### WHAT IS ASKED:
From the listing, collect all lines containing the word "name".

### INFORMATION SHOWN:
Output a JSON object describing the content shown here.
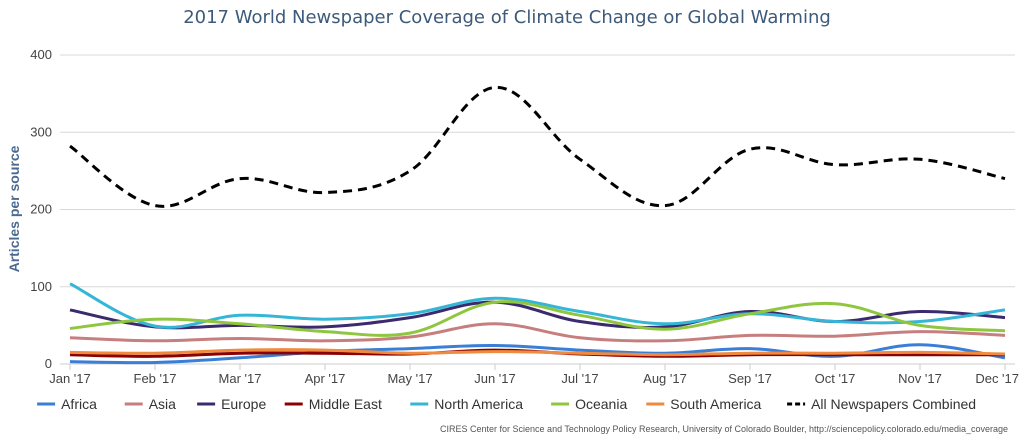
{
  "chart_data": {
    "type": "line",
    "title": "2017 World Newspaper Coverage of Climate Change or Global Warming",
    "ylabel": "Articles per source",
    "xlabel": "",
    "ylim": [
      0,
      400
    ],
    "yticks": [
      0,
      100,
      200,
      300,
      400
    ],
    "grid": true,
    "legend": "bottom",
    "categories": [
      "Jan '17",
      "Feb '17",
      "Mar '17",
      "Apr '17",
      "May '17",
      "Jun '17",
      "Jul '17",
      "Aug '17",
      "Sep '17",
      "Oct '17",
      "Nov '17",
      "Dec '17"
    ],
    "series": [
      {
        "name": "Africa",
        "color": "#3a7fd5",
        "dashed": false,
        "values": [
          3,
          2,
          8,
          16,
          20,
          24,
          18,
          14,
          20,
          10,
          25,
          8
        ]
      },
      {
        "name": "Asia",
        "color": "#c77e7e",
        "dashed": false,
        "values": [
          34,
          30,
          33,
          30,
          35,
          52,
          34,
          30,
          37,
          36,
          42,
          37
        ]
      },
      {
        "name": "Europe",
        "color": "#3b2a6e",
        "dashed": false,
        "values": [
          70,
          48,
          50,
          48,
          60,
          80,
          55,
          48,
          68,
          55,
          68,
          60
        ]
      },
      {
        "name": "Middle East",
        "color": "#8b0000",
        "dashed": false,
        "values": [
          12,
          10,
          14,
          14,
          13,
          18,
          13,
          10,
          12,
          12,
          12,
          12
        ]
      },
      {
        "name": "North America",
        "color": "#35b6d6",
        "dashed": false,
        "values": [
          104,
          49,
          63,
          58,
          65,
          85,
          68,
          52,
          65,
          55,
          55,
          70
        ]
      },
      {
        "name": "Oceania",
        "color": "#8fc63f",
        "dashed": false,
        "values": [
          46,
          58,
          52,
          42,
          40,
          80,
          63,
          45,
          65,
          78,
          50,
          43
        ]
      },
      {
        "name": "South America",
        "color": "#f08a3e",
        "dashed": false,
        "values": [
          15,
          14,
          18,
          18,
          14,
          16,
          14,
          12,
          14,
          14,
          15,
          13
        ]
      },
      {
        "name": "All Newspapers Combined",
        "color": "#000000",
        "dashed": true,
        "values": [
          282,
          205,
          240,
          222,
          250,
          358,
          265,
          205,
          278,
          258,
          265,
          240
        ]
      }
    ],
    "credit": "CIRES Center for Science and Technology Policy Research, University of Colorado Boulder, http://sciencepolicy.colorado.edu/media_coverage"
  }
}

### PROBLEM SOLUTION:
        "name": "Africa",
        "name": "Asia",
        "name": "Europe",
        "name": "Middle East",
        "name": "North America",
        "name": "Oceania",
        "name": "South America",
        "name": "All Newspapers Combined",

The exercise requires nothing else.